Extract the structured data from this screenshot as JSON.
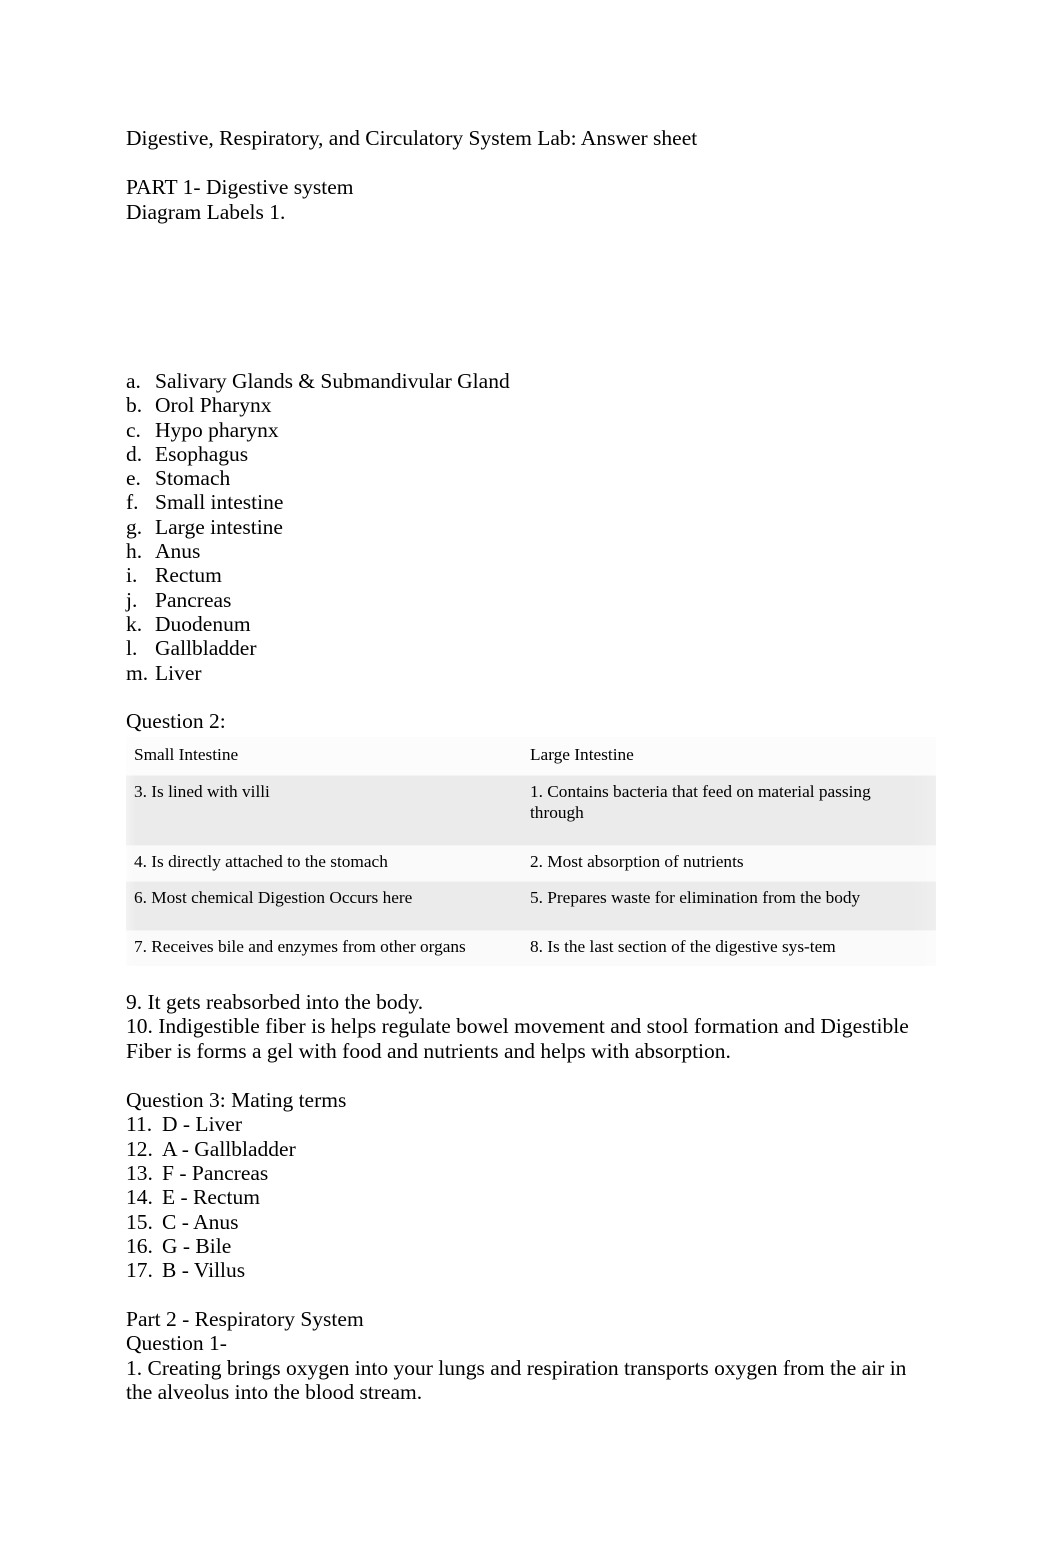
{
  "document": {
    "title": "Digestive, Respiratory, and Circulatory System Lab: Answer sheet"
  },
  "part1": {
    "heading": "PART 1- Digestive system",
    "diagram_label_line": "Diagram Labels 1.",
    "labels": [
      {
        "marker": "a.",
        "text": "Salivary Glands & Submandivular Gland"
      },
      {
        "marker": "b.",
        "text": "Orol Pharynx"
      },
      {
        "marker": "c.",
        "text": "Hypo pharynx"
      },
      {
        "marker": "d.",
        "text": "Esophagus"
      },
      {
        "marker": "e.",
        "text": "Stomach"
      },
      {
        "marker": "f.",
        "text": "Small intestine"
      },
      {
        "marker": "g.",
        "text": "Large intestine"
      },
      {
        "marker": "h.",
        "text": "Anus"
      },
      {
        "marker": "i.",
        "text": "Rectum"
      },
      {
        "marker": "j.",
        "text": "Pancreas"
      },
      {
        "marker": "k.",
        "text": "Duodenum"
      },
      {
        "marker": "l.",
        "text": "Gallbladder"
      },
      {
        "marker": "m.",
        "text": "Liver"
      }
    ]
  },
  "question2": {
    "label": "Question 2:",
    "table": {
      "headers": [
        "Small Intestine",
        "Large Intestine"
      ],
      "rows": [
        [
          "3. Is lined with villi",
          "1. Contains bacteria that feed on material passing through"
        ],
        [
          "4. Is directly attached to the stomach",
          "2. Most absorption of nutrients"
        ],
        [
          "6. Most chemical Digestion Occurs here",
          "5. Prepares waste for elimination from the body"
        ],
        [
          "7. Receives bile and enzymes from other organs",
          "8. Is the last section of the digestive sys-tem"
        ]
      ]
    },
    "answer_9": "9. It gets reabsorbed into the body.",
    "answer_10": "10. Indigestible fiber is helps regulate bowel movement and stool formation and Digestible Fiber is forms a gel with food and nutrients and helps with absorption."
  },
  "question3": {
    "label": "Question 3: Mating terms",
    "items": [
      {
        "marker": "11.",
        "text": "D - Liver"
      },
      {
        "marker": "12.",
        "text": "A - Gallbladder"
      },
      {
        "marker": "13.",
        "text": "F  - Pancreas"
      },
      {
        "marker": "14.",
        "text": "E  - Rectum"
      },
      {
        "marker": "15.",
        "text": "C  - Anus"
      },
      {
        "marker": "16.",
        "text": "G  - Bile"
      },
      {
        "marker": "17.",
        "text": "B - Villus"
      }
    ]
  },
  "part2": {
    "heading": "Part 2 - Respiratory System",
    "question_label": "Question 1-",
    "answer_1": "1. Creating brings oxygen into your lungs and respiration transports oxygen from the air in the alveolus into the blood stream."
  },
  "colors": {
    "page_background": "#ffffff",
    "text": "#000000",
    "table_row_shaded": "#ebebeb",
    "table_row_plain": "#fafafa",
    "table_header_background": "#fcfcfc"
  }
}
┄┄┄┄┄┄
__WHAT IS EXPECTED__
Go through the entries above and count the lines with the word "from", then give only that number.

__ANSWER SECTION__
4